Professor Shawn-Yu Lin of Rensselaer’s physics department has published findings this week after a year-long project that can potentially help the solar industry overcome some of the major hurdles involving the percentage of solar absorption. Working with his team, Lin has produced a new antireflective coating that increases the amount of sunlight captured by solar panels, while also allowing the panels to take in sun from almost every angle.
“To get maximum efficiency when converting solar power into electricity, you want a solar panel that can absorb nearly every single photon of light, regardless of the sun’s position in the sky,” said Shawn-Yu Lin, Professor of Physics at Rensselaer and a member of the University’s Future Chips Constellation, who led the research project. “Our new antireflective coating makes this possible.”
Published in his paper “Realization of a Near Perfect Antireflection Coating for Silicon Solar Energy”, Lin demonstrated that a current untreated silicon solar cell absorbs about 67.4 percent of sunlight. This means that almost one-third of the sunlight shone on the cell is reflected away and unusable. But after the silicon surface is treated with Lin’s reflective coating, the panel absorbs 96.21 percent of the sunlight shone on it, allowing only 3.79 percent of the sunlight to be reflected. Remarkably, the large percentage of solar absorption was constant throughout the entire spectrum of sunlight including UV, visible light and infrared.
§
EXERCISE DIRECTIONS: From the solar coating article above, return word for word the stretch that begins at "Published in his" and ends after "light and infrared.".

PROVIDED DATA:
§
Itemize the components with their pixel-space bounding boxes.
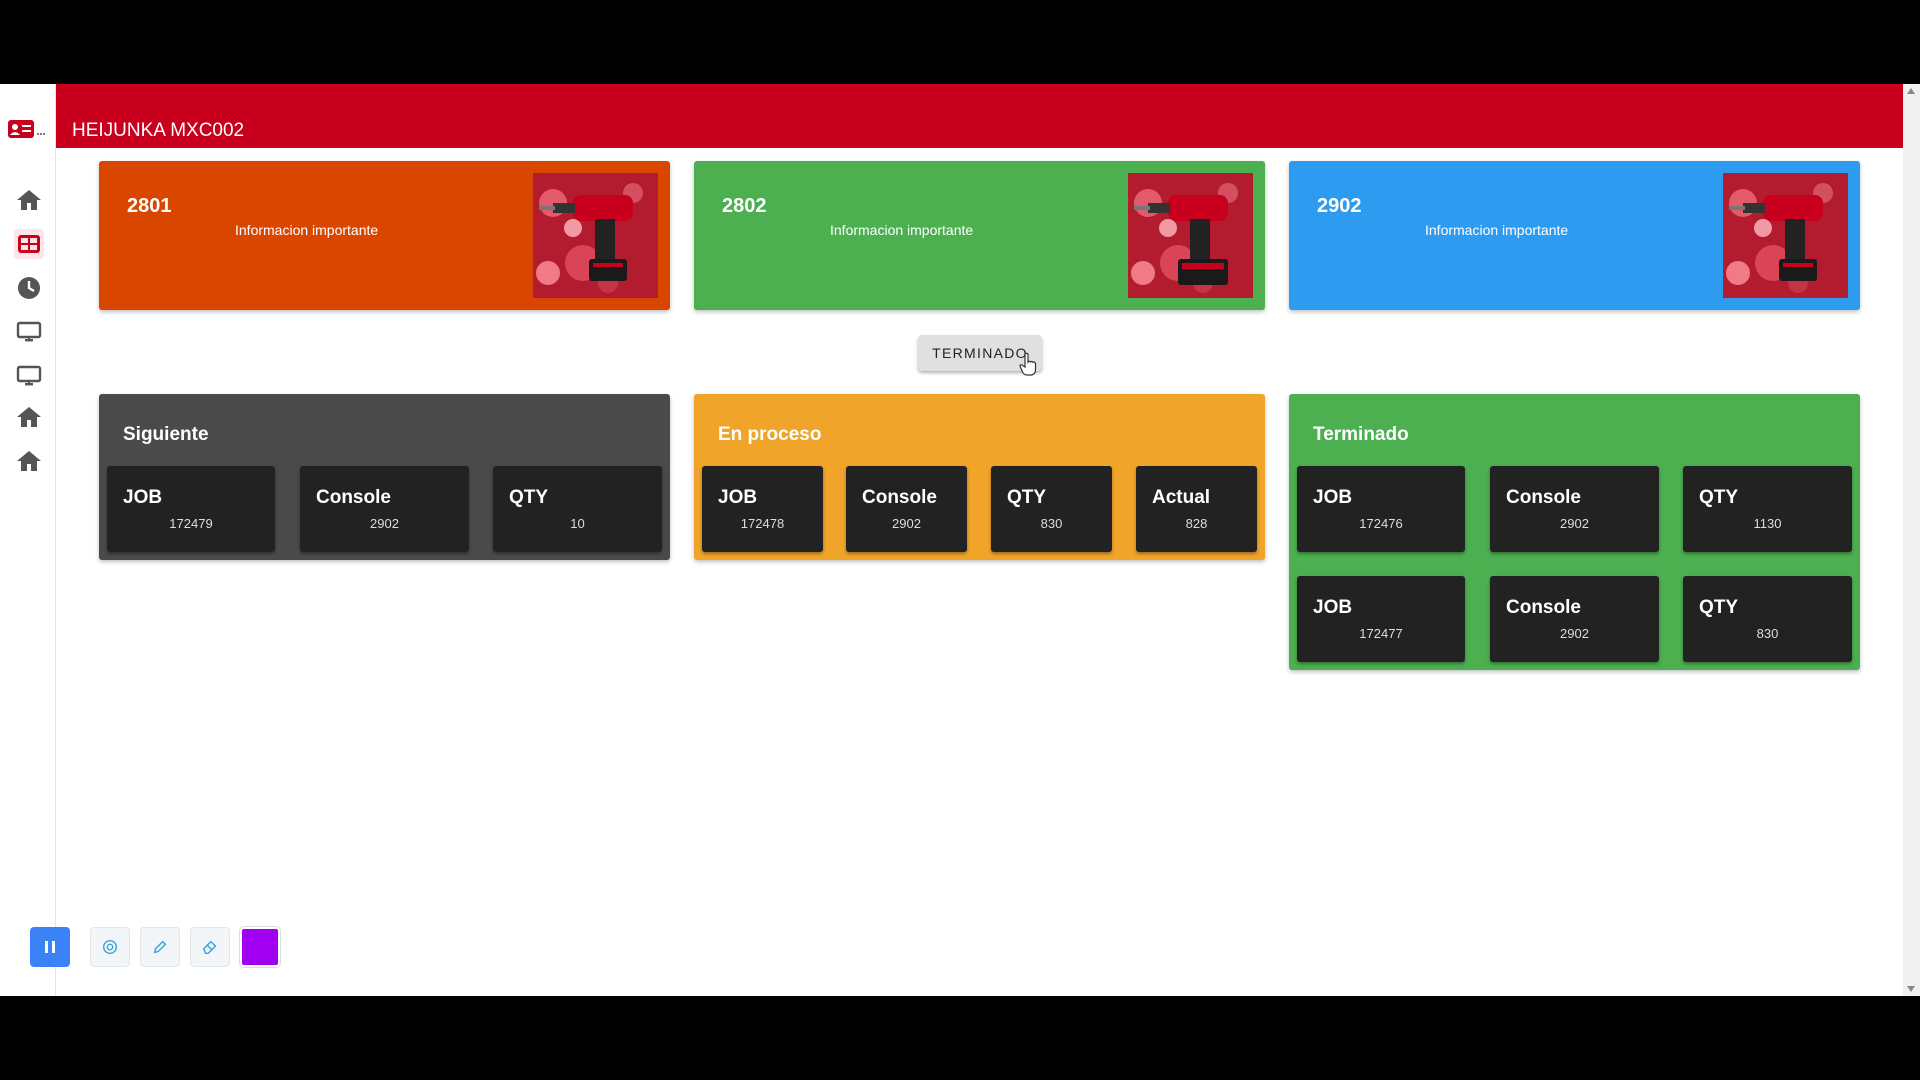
dashboard-icon [18, 235, 40, 253]
eraser-icon [202, 940, 217, 955]
tile-value: 2902 [370, 516, 399, 531]
sidebar-item-home[interactable] [14, 185, 44, 215]
sidebar-item-home-2[interactable] [14, 402, 44, 432]
tile-value: 172478 [740, 516, 785, 531]
tile-actual: Actual 828 [1136, 466, 1257, 552]
panel-title: En proceso [718, 424, 822, 445]
home-icon [17, 190, 41, 210]
tile-qty: QTY 10 [493, 466, 662, 552]
tile-qty: QTY 830 [1683, 576, 1852, 662]
color-swatch[interactable] [240, 927, 280, 967]
page-title: HEIJUNKA MXC002 [72, 120, 245, 141]
scroll-up-arrow[interactable] [1907, 88, 1915, 94]
panel-title: Terminado [1313, 424, 1409, 445]
panel-title: Siguiente [123, 424, 209, 445]
home-icon [17, 451, 41, 471]
panel-terminado: Terminado JOB 172476 Console 2902 QTY 11… [1289, 394, 1860, 670]
card-number: 2801 [127, 195, 172, 217]
tile-qty: QTY 1130 [1683, 466, 1852, 552]
tile-value: 172477 [1359, 626, 1403, 641]
pause-button[interactable] [30, 927, 70, 967]
tile-label: QTY [1699, 487, 1739, 508]
tile-job: JOB 172476 [1297, 466, 1465, 552]
hand-cursor-icon [1019, 352, 1037, 376]
tile-value: 830 [1756, 626, 1779, 641]
drill-image [533, 173, 658, 298]
tile-value: 828 [1185, 516, 1208, 531]
tile-label: JOB [1313, 597, 1353, 618]
tile-label: JOB [1313, 487, 1353, 508]
tile-label: Console [1506, 487, 1581, 508]
tile-value: 2902 [1560, 516, 1589, 531]
home-icon [17, 407, 41, 427]
console-card-2902[interactable]: 2902 Informacion importante [1289, 161, 1860, 310]
vertical-scrollbar[interactable] [1903, 84, 1920, 996]
eraser-tool-button[interactable] [190, 927, 230, 967]
pointer-icon [102, 939, 118, 955]
tile-label: JOB [123, 487, 163, 508]
tile-label: QTY [509, 487, 549, 508]
panel-siguiente: Siguiente JOB 172479 Console 2902 QTY 10 [99, 394, 670, 560]
tile-value: 172476 [1359, 516, 1403, 531]
sidebar-item-dashboard[interactable] [14, 229, 44, 259]
tile-label: Console [1506, 597, 1581, 618]
tile-console: Console 2902 [1490, 466, 1659, 552]
pause-icon [45, 941, 55, 953]
sidebar-item-monitor-1[interactable] [14, 317, 44, 347]
tile-console: Console 2902 [846, 466, 967, 552]
id-card-icon[interactable] [8, 118, 46, 140]
tile-value: 10 [570, 516, 585, 531]
pointer-tool-button[interactable] [90, 927, 130, 967]
tile-value: 1130 [1753, 516, 1782, 531]
sidebar [0, 84, 56, 996]
card-subtitle: Informacion importante [1425, 222, 1569, 238]
card-subtitle: Informacion importante [235, 222, 379, 238]
tile-label: JOB [718, 487, 758, 508]
sidebar-item-home-3[interactable] [14, 446, 44, 476]
clock-icon [18, 277, 40, 299]
tile-console: Console 2902 [300, 466, 469, 552]
scroll-down-arrow[interactable] [1907, 986, 1915, 992]
tile-value: 2902 [1560, 626, 1589, 641]
drill-image [1723, 173, 1848, 298]
tile-console: Console 2902 [1490, 576, 1659, 662]
sidebar-item-history[interactable] [14, 273, 44, 303]
tile-job: JOB 172478 [702, 466, 823, 552]
pencil-icon [153, 940, 167, 954]
tile-label: Actual [1152, 487, 1211, 508]
app-window: HEIJUNKA MXC002 2801 Informacion importa… [0, 84, 1920, 996]
tile-job: JOB 172477 [1297, 576, 1465, 662]
card-subtitle: Informacion importante [830, 222, 974, 238]
tile-job: JOB 172479 [107, 466, 275, 552]
drill-image [1128, 173, 1253, 298]
sidebar-item-monitor-2[interactable] [14, 361, 44, 391]
console-card-2801[interactable]: 2801 Informacion importante [99, 161, 670, 310]
console-card-2802[interactable]: 2802 Informacion importante [694, 161, 1265, 310]
header-bar: HEIJUNKA MXC002 [56, 84, 1903, 148]
tile-qty: QTY 830 [991, 466, 1112, 552]
tile-value: 2902 [892, 516, 921, 531]
card-number: 2902 [1317, 195, 1362, 217]
monitor-icon [16, 321, 42, 342]
tile-label: Console [316, 487, 391, 508]
card-number: 2802 [722, 195, 767, 217]
tile-label: QTY [1699, 597, 1739, 618]
panel-en-proceso: En proceso JOB 172478 Console 2902 QTY 8… [694, 394, 1265, 560]
pencil-tool-button[interactable] [140, 927, 180, 967]
tile-label: QTY [1007, 487, 1047, 508]
tile-label: Console [862, 487, 937, 508]
tile-value: 172479 [169, 516, 213, 531]
tile-value: 830 [1040, 516, 1063, 531]
monitor-icon [16, 365, 42, 386]
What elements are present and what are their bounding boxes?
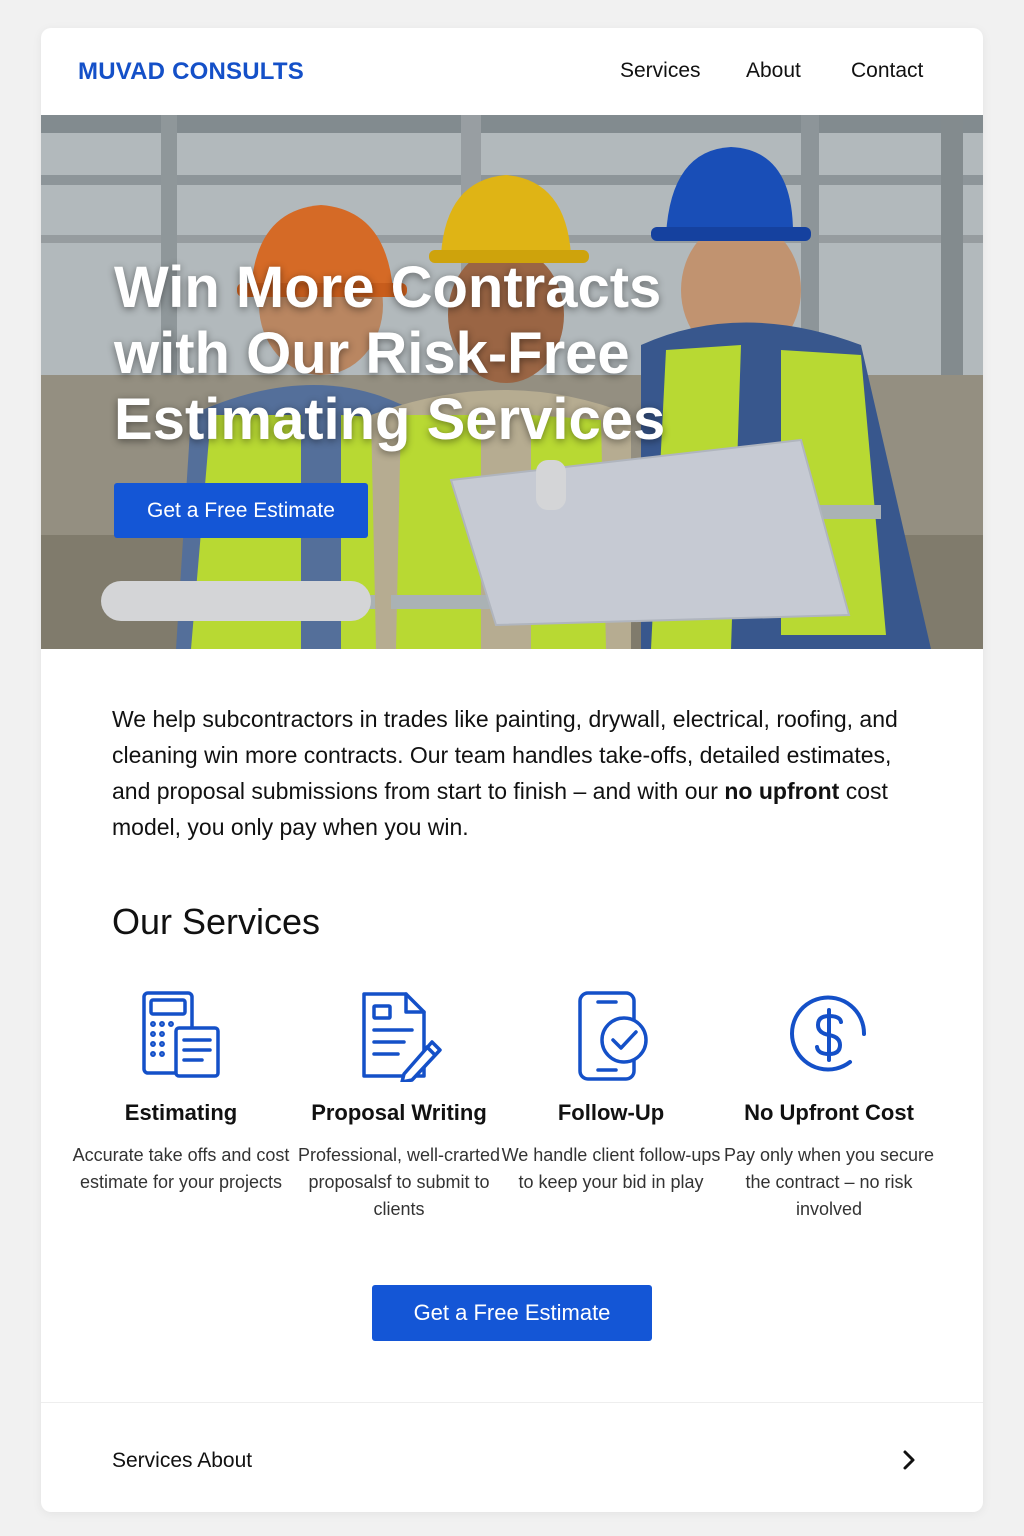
calculator-document-icon — [142, 991, 220, 1078]
service-description: We handle client follow-ups to keep your… — [501, 1145, 721, 1192]
brand-logo[interactable]: MUVAD CONSULTS — [78, 58, 304, 86]
service-title: Follow-Up — [557, 1100, 665, 1125]
site-header: MUVAD CONSULTS Services About Contact — [41, 28, 983, 115]
service-description: Professional, well-crarted proposalsf to… — [297, 1145, 501, 1219]
hero-section: Win More Contracts with Our Risk-Free Es… — [41, 115, 983, 649]
service-proposal-writing: Proposal Writing Professional, well-crar… — [289, 990, 509, 1223]
service-title: Estimating — [124, 1100, 238, 1125]
hero-title: Win More Contracts with Our Risk-Free Es… — [114, 255, 666, 452]
footer-links[interactable]: Services About — [112, 1449, 252, 1473]
service-no-upfront-cost: No Upfront Cost Pay only when you secure… — [719, 990, 939, 1223]
dollar-circle-icon — [790, 995, 867, 1072]
service-title: Proposal Writing — [311, 1100, 487, 1125]
chevron-right-icon[interactable] — [899, 1448, 919, 1472]
service-follow-up: Follow-Up We handle client follow-ups to… — [501, 990, 721, 1196]
service-estimating: Estimating Accurate take offs and cost e… — [71, 990, 291, 1196]
hero-free-estimate-button[interactable]: Get a Free Estimate — [114, 483, 368, 538]
nav-contact[interactable]: Contact — [851, 59, 923, 83]
cta-free-estimate-button[interactable]: Get a Free Estimate — [372, 1285, 652, 1341]
service-description: Pay only when you secure the contract – … — [723, 1145, 935, 1219]
phone-check-icon — [578, 991, 648, 1081]
nav-services[interactable]: Services — [620, 59, 701, 83]
footer-divider — [41, 1402, 983, 1403]
intro-text-bold: no upfront — [724, 778, 840, 804]
service-description: Accurate take offs and cost estimate for… — [72, 1145, 290, 1192]
services-heading: Our Services — [112, 901, 321, 942]
intro-text: We help subcontractors in trades like pa… — [112, 701, 922, 845]
document-pen-icon — [362, 992, 442, 1082]
page-card: MUVAD CONSULTS Services About Contact Wi… — [41, 28, 983, 1512]
service-title: No Upfront Cost — [744, 1100, 914, 1125]
nav-about[interactable]: About — [746, 59, 801, 83]
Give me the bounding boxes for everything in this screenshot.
§
EXPECTED ANSWER:
Published in his paper “Realization of a Near Perfect Antireflection Coating for Silicon Solar Energy”, Lin demonstrated that a current untreated silicon solar cell absorbs about 67.4 percent of sunlight. This means that almost one-third of the sunlight shone on the cell is reflected away and unusable. But after the silicon surface is treated with Lin’s reflective coating, the panel absorbs 96.21 percent of the sunlight shone on it, allowing only 3.79 percent of the sunlight to be reflected. Remarkably, the large percentage of solar absorption was constant throughout the entire spectrum of sunlight including UV, visible light and infrared.